Extract every record, exactly as written, and ignore the pictures.
+++ Excerpted data
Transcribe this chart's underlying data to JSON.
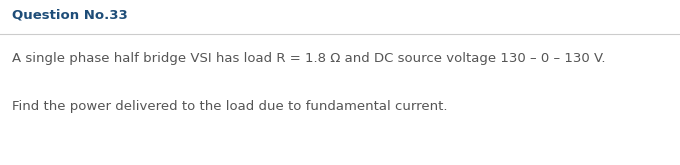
{
  "title": "Question No.33",
  "title_color": "#1e4d78",
  "title_fontsize": 9.5,
  "line_color": "#cccccc",
  "body_color": "#555555",
  "body_fontsize": 9.5,
  "line1": "A single phase half bridge VSI has load R = 1.8 Ω and DC source voltage 130 – 0 – 130 V.",
  "line2": "Find the power delivered to the load due to fundamental current.",
  "background_color": "#ffffff",
  "fig_width": 6.8,
  "fig_height": 1.65,
  "dpi": 100
}
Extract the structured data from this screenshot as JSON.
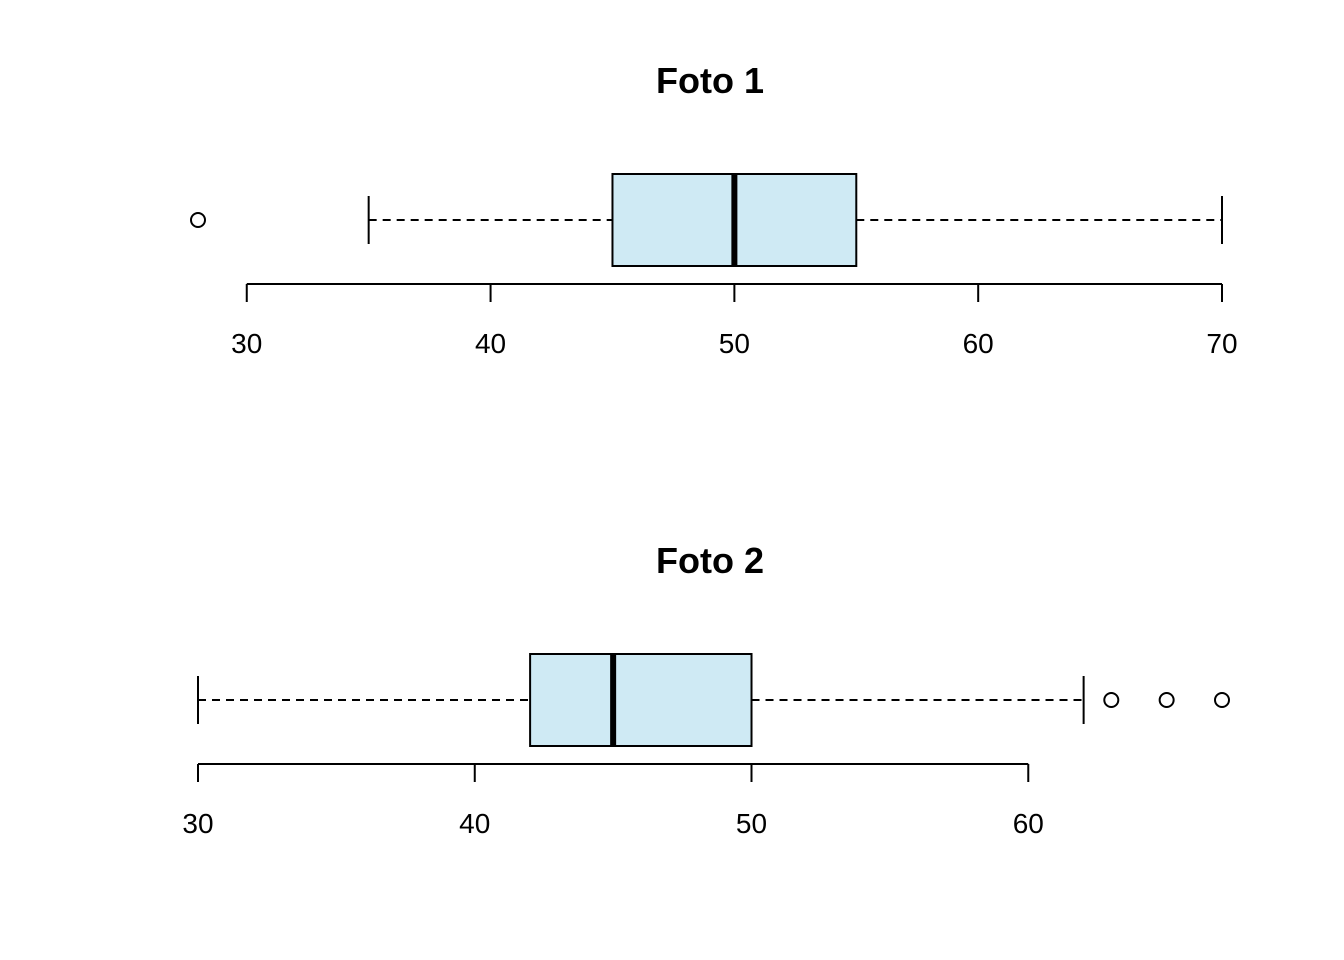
{
  "chart_data": [
    {
      "type": "boxplot",
      "orientation": "horizontal",
      "title": "Foto 1",
      "xlim": [
        28,
        70
      ],
      "ticks": [
        30,
        40,
        50,
        60,
        70
      ],
      "tick_labels": [
        "30",
        "40",
        "50",
        "60",
        "70"
      ],
      "whisker_low": 35,
      "q1": 45,
      "median": 50,
      "q3": 55,
      "whisker_high": 70,
      "outliers": [
        28
      ],
      "box_color": "#cfeaf4",
      "grid": false
    },
    {
      "type": "boxplot",
      "orientation": "horizontal",
      "title": "Foto 2",
      "xlim": [
        30,
        67
      ],
      "ticks": [
        30,
        40,
        50,
        60
      ],
      "tick_labels": [
        "30",
        "40",
        "50",
        "60"
      ],
      "whisker_low": 30,
      "q1": 42,
      "median": 45,
      "q3": 50,
      "whisker_high": 62,
      "outliers": [
        63,
        65,
        67
      ],
      "box_color": "#cfeaf4",
      "grid": false
    }
  ]
}
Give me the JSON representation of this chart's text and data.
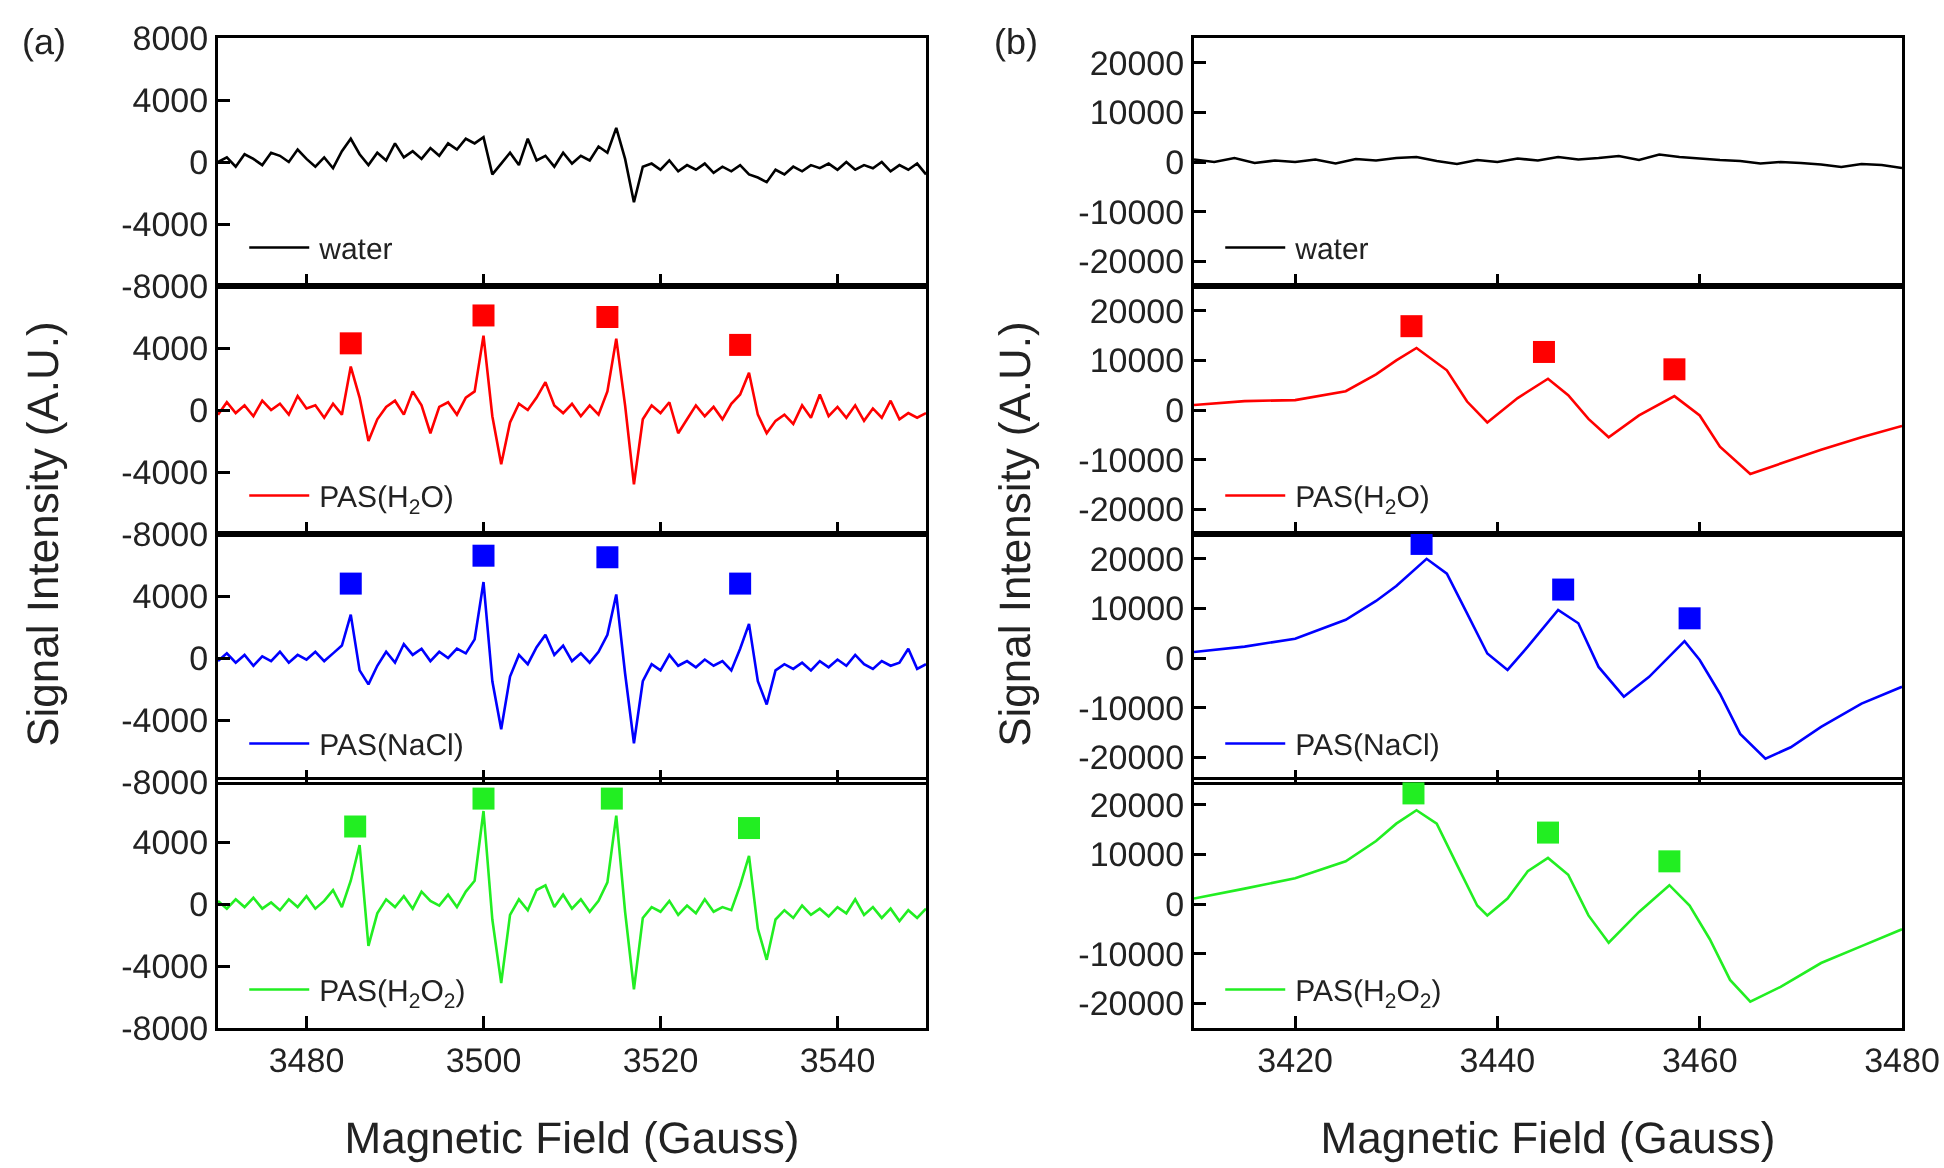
++++++
▶ [Finished answer]:
Transcribe this chart's underlying data to JSON.
{
  "title": "Question No.33",
  "title_color": "#1e4d78",
  "title_fontsize": 9.5,
  "line_color": "#cccccc",
  "body_color": "#555555",
  "body_fontsize": 9.5,
  "line1": "A single phase half bridge VSI has load R = 1.8 Ω and DC source voltage 130 – 0 – 130 V.",
  "line2": "Find the power delivered to the load due to fundamental current.",
  "background_color": "#ffffff",
  "fig_width": 6.8,
  "fig_height": 1.65,
  "dpi": 100
}
Extract the structured data from this screenshot as JSON.
{
  "chart_data": [
    {
      "type": "boxplot",
      "orientation": "horizontal",
      "title": "Foto 1",
      "xlim": [
        28,
        70
      ],
      "ticks": [
        30,
        40,
        50,
        60,
        70
      ],
      "tick_labels": [
        "30",
        "40",
        "50",
        "60",
        "70"
      ],
      "whisker_low": 35,
      "q1": 45,
      "median": 50,
      "q3": 55,
      "whisker_high": 70,
      "outliers": [
        28
      ],
      "box_color": "#cfeaf4",
      "grid": false
    },
    {
      "type": "boxplot",
      "orientation": "horizontal",
      "title": "Foto 2",
      "xlim": [
        30,
        67
      ],
      "ticks": [
        30,
        40,
        50,
        60
      ],
      "tick_labels": [
        "30",
        "40",
        "50",
        "60"
      ],
      "whisker_low": 30,
      "q1": 42,
      "median": 45,
      "q3": 50,
      "whisker_high": 62,
      "outliers": [
        63,
        65,
        67
      ],
      "box_color": "#cfeaf4",
      "grid": false
    }
  ]
}
Give me the JSON representation of this chart's text and data.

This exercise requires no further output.